→ Problem to work on: Gather all lines in the entries below that include the word "CURVE".

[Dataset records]

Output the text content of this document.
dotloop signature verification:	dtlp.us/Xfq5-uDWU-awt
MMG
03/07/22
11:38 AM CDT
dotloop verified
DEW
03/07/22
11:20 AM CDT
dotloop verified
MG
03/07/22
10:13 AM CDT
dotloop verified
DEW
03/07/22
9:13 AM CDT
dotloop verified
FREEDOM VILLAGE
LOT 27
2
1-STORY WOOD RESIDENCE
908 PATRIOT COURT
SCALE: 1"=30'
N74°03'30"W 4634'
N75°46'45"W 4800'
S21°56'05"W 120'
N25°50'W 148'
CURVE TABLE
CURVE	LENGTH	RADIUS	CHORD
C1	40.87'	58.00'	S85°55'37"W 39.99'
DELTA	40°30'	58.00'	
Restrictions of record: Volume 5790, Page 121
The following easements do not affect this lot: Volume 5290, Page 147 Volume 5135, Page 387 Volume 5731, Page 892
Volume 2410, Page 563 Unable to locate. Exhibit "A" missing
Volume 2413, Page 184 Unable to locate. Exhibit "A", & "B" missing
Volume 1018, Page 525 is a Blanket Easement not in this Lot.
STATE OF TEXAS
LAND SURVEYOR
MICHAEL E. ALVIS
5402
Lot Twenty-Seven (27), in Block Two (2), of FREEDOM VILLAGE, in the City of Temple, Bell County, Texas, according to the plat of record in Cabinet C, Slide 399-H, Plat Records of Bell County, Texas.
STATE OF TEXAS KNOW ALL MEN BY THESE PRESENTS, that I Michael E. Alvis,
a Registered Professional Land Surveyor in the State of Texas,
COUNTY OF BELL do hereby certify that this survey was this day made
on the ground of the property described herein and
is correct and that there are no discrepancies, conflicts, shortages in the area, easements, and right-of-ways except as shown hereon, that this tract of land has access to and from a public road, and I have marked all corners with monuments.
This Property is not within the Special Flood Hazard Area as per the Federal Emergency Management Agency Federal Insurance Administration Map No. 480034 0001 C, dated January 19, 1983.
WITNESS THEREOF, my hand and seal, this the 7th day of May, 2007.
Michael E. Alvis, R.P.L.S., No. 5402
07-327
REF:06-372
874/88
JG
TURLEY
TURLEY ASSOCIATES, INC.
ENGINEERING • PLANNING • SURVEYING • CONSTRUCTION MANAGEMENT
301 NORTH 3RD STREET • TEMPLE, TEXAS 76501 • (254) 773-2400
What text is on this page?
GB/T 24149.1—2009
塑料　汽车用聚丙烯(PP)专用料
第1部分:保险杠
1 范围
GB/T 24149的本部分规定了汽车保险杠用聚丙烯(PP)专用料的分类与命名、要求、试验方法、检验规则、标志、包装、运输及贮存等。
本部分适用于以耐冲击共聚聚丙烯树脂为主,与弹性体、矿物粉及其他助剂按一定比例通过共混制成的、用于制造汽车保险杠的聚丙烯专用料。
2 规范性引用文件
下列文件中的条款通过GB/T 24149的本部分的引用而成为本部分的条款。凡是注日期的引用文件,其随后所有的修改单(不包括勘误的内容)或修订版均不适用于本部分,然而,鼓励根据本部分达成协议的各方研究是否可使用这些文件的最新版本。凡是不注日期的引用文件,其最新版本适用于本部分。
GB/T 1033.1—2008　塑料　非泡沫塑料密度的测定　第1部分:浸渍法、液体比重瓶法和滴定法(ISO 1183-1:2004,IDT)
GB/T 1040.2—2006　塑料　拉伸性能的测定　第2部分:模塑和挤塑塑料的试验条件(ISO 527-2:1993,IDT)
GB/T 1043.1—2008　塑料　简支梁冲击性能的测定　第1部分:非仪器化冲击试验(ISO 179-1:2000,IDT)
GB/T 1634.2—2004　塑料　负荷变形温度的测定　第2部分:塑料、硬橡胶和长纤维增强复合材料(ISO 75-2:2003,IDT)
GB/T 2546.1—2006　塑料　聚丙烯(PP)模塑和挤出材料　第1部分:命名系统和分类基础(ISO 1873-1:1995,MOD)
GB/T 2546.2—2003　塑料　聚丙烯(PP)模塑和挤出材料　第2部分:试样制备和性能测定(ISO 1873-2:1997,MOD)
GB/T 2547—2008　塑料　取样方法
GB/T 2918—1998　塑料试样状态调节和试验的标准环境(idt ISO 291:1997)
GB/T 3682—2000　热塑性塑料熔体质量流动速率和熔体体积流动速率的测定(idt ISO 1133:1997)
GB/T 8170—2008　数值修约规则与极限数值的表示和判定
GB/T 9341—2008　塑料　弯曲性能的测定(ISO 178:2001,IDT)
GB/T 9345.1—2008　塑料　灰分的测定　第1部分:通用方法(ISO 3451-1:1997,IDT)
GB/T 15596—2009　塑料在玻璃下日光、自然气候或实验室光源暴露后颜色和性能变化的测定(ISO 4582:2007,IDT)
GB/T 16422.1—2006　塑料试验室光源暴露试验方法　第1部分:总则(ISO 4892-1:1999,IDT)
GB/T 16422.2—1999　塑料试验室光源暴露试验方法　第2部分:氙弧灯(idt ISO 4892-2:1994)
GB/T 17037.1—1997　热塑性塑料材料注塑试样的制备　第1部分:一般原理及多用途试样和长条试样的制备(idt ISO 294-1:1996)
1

→ Written answer:
CURVE TABLE
CURVE	LENGTH	RADIUS	CHORD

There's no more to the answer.